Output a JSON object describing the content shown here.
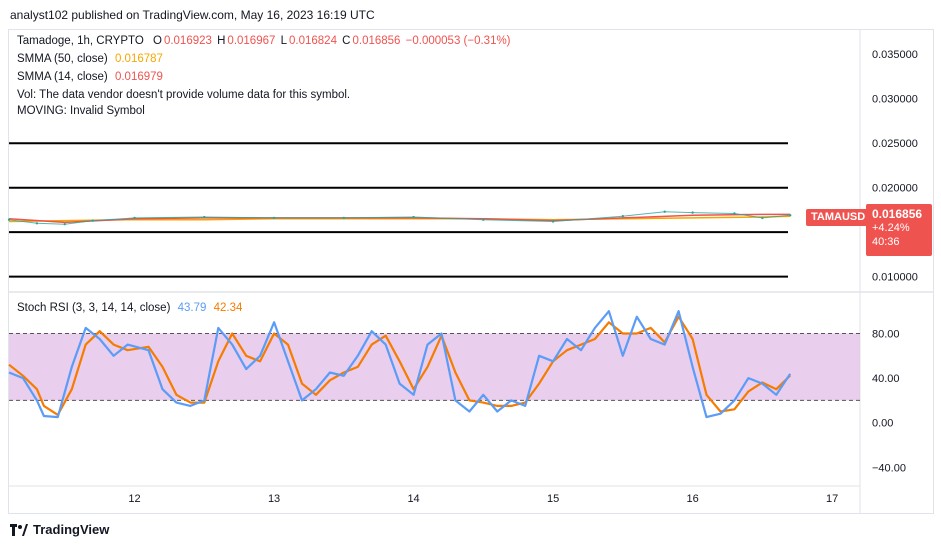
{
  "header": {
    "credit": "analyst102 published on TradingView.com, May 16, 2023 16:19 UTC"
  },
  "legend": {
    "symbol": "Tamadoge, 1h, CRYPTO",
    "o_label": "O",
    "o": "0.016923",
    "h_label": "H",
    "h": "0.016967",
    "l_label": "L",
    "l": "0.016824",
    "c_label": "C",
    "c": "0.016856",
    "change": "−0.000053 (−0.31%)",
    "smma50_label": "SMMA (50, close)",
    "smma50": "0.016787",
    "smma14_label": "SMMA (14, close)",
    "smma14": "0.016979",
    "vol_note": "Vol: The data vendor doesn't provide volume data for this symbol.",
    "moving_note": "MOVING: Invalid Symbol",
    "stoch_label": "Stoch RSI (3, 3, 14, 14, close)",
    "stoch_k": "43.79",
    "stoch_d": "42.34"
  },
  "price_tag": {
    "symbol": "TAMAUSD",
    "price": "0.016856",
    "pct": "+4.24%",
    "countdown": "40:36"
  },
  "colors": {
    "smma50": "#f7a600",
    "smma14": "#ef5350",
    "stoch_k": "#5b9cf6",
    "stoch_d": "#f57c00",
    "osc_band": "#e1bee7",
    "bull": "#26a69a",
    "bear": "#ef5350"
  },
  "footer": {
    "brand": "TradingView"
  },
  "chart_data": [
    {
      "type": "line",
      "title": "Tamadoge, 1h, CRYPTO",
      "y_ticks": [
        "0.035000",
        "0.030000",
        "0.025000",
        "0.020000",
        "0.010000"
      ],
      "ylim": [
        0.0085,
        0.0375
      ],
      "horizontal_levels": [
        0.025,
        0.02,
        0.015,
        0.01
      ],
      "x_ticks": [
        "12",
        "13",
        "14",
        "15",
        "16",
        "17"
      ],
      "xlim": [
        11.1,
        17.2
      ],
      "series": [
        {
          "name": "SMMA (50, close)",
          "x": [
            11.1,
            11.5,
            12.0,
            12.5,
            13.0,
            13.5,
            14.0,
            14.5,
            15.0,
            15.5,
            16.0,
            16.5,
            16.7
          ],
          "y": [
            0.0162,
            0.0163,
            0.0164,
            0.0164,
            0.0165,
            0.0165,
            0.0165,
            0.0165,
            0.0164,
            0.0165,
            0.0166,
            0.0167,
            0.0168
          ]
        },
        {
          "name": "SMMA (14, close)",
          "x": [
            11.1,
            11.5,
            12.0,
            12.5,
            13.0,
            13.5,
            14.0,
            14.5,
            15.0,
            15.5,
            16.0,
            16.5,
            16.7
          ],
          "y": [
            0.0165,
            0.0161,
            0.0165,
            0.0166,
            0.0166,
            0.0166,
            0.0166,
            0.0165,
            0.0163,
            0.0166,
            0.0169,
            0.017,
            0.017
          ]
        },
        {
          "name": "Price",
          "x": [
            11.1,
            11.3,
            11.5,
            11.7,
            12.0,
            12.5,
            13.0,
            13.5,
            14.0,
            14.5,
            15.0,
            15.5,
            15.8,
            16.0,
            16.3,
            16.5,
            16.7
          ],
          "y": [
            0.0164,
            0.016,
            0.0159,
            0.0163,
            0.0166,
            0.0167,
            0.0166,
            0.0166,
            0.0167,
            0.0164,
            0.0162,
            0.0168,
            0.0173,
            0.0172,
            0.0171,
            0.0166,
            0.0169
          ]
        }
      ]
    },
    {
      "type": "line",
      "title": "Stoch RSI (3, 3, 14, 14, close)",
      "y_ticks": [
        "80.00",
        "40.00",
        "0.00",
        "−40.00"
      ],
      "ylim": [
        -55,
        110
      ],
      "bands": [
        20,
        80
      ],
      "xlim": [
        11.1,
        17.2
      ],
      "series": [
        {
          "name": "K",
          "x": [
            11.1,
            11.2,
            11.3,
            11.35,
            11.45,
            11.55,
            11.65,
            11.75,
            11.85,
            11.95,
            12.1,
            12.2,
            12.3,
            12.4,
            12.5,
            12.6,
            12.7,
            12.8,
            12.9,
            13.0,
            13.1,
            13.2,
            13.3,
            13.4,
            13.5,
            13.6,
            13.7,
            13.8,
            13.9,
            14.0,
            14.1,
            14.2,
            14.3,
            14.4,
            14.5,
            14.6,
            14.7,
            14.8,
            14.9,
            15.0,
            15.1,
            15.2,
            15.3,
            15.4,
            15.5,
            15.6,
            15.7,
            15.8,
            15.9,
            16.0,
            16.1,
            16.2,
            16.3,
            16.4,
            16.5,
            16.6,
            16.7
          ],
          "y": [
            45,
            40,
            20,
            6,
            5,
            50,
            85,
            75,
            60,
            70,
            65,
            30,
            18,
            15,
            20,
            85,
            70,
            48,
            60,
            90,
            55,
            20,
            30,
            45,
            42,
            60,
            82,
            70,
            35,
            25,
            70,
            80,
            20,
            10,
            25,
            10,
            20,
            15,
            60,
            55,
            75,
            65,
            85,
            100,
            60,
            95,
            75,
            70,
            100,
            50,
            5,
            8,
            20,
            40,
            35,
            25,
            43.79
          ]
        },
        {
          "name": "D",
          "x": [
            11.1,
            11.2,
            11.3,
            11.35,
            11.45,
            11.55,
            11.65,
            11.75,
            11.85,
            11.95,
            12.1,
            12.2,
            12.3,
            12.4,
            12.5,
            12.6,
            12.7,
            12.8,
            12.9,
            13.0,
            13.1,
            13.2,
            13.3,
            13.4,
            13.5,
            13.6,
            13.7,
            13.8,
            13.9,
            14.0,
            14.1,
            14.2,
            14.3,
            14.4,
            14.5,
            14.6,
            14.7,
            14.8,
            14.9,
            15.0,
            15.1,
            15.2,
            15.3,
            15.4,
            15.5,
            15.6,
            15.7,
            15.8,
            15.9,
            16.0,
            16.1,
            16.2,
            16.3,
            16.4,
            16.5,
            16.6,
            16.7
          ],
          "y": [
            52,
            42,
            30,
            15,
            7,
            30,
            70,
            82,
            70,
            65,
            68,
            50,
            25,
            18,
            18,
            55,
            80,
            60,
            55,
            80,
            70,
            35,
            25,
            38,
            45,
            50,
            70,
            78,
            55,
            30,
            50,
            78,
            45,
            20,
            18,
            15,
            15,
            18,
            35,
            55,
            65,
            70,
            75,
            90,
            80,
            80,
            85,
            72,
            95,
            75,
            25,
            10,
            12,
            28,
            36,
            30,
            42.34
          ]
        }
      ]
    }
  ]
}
****************************************
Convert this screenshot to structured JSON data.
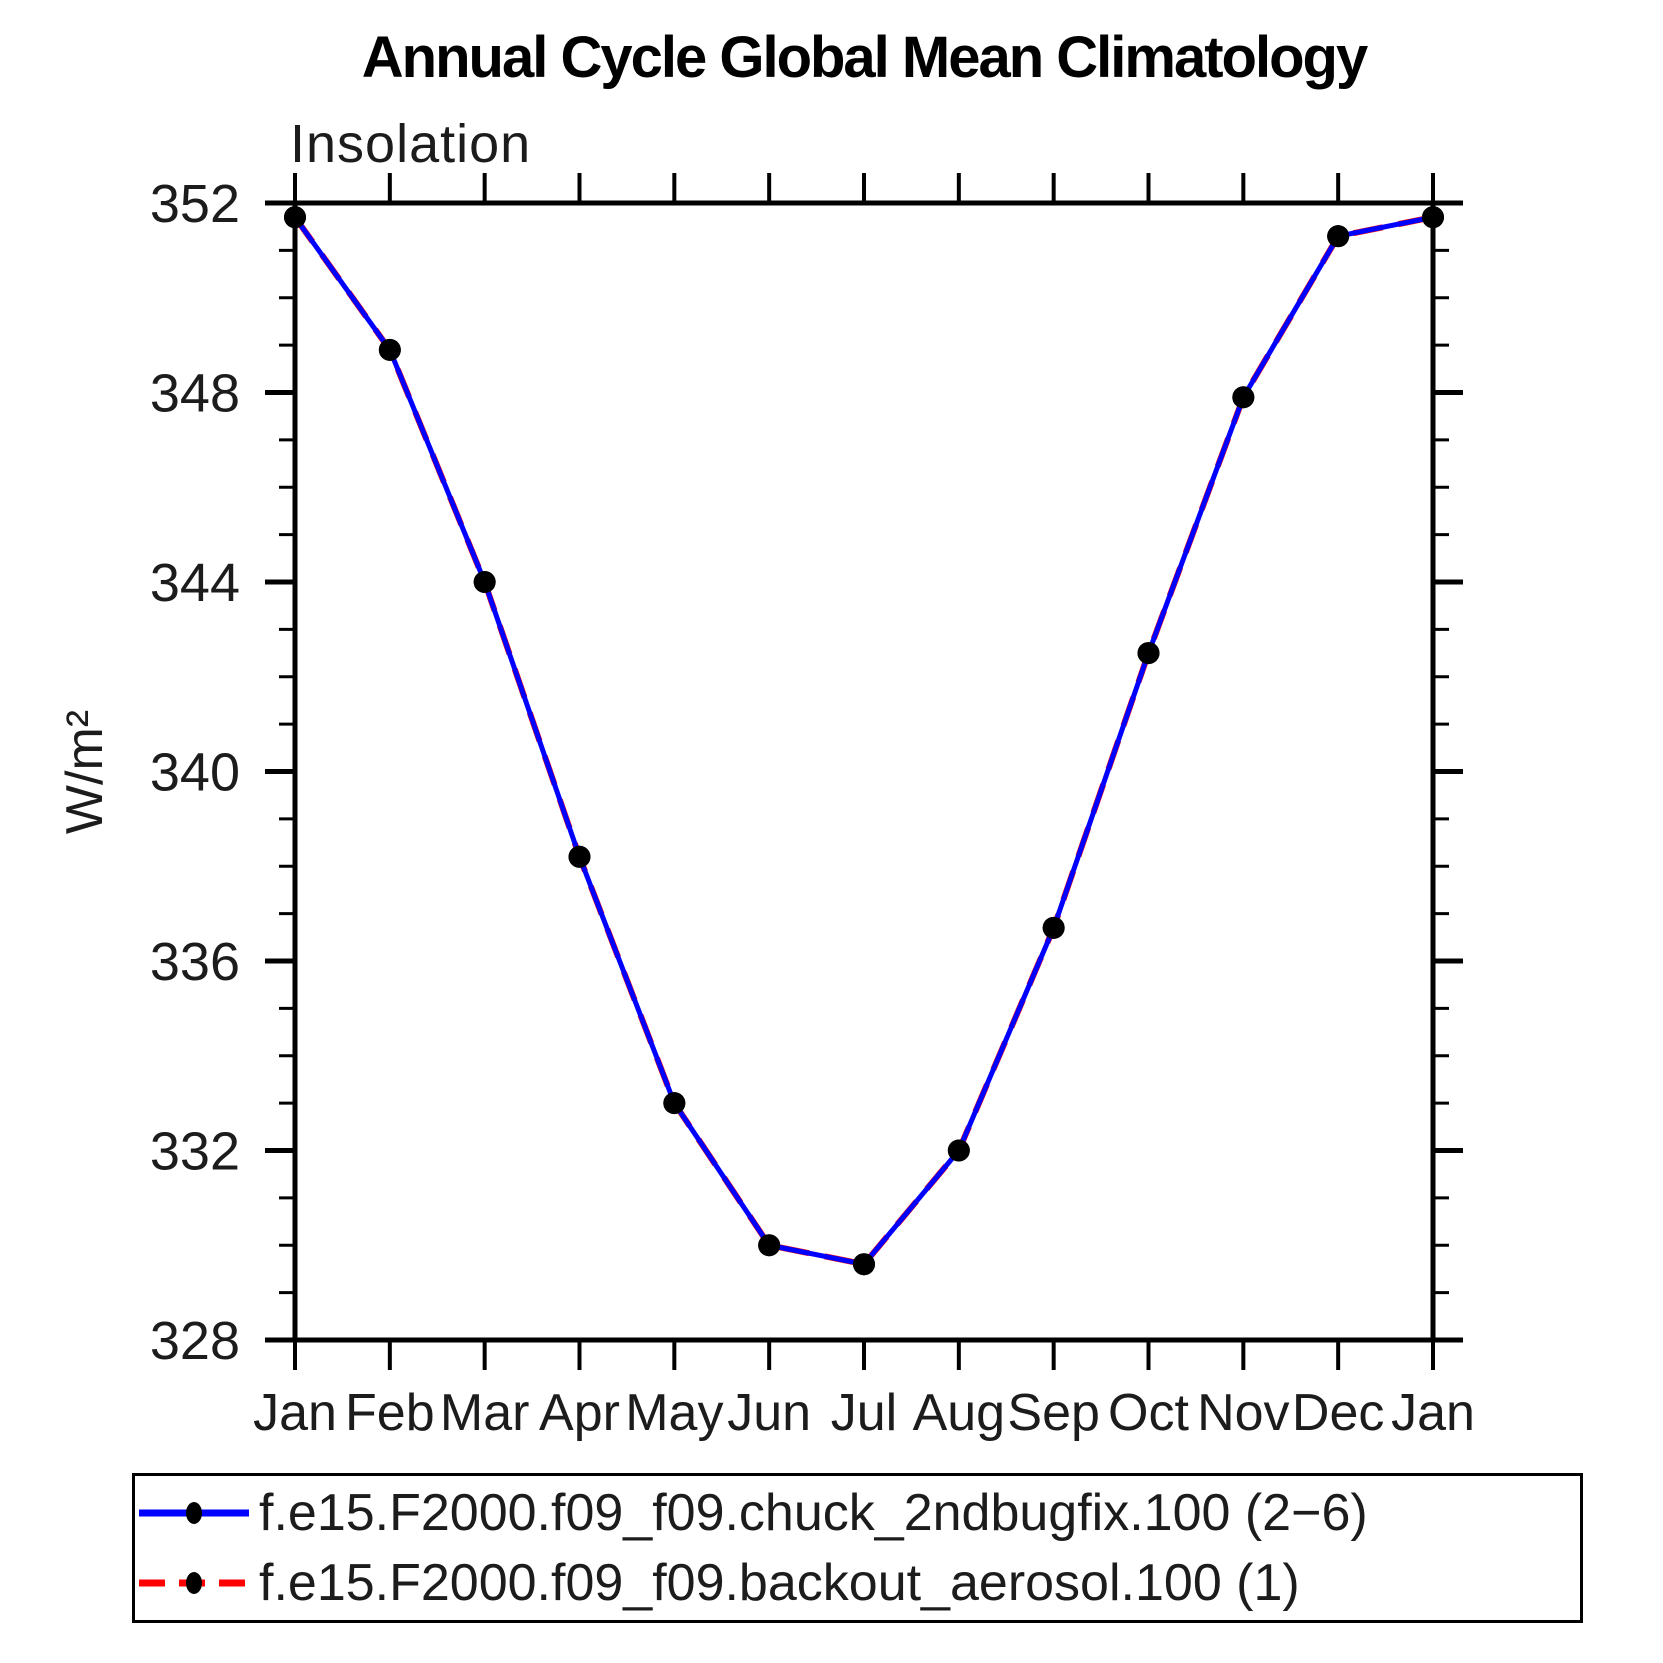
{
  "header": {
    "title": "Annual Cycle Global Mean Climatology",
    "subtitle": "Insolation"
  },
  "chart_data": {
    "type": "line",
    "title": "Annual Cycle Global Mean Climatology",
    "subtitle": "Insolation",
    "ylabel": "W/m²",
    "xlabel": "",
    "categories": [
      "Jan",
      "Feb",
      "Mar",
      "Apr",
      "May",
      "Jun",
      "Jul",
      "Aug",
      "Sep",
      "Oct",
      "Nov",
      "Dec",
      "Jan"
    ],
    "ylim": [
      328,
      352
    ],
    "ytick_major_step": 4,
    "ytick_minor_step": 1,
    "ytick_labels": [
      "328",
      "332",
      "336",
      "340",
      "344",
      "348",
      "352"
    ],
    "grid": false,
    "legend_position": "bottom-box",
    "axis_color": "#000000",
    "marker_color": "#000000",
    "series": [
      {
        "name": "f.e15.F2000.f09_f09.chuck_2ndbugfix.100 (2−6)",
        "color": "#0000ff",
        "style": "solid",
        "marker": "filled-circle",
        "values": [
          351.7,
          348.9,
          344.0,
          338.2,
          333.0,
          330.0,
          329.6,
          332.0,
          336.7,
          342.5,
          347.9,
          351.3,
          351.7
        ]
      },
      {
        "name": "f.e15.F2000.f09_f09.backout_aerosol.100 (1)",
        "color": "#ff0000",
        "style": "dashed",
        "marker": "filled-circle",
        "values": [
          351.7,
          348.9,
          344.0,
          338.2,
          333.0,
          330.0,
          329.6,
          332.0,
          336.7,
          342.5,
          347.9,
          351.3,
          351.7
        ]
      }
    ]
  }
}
****************************************
**Your task**
Copy, from the material above, each line in which the string "this" occurs.

**Correct response**
    "vol_note": "Vol: The data vendor doesn't provide volume data for this symbol.",
Convert this screenshot to structured JSON data.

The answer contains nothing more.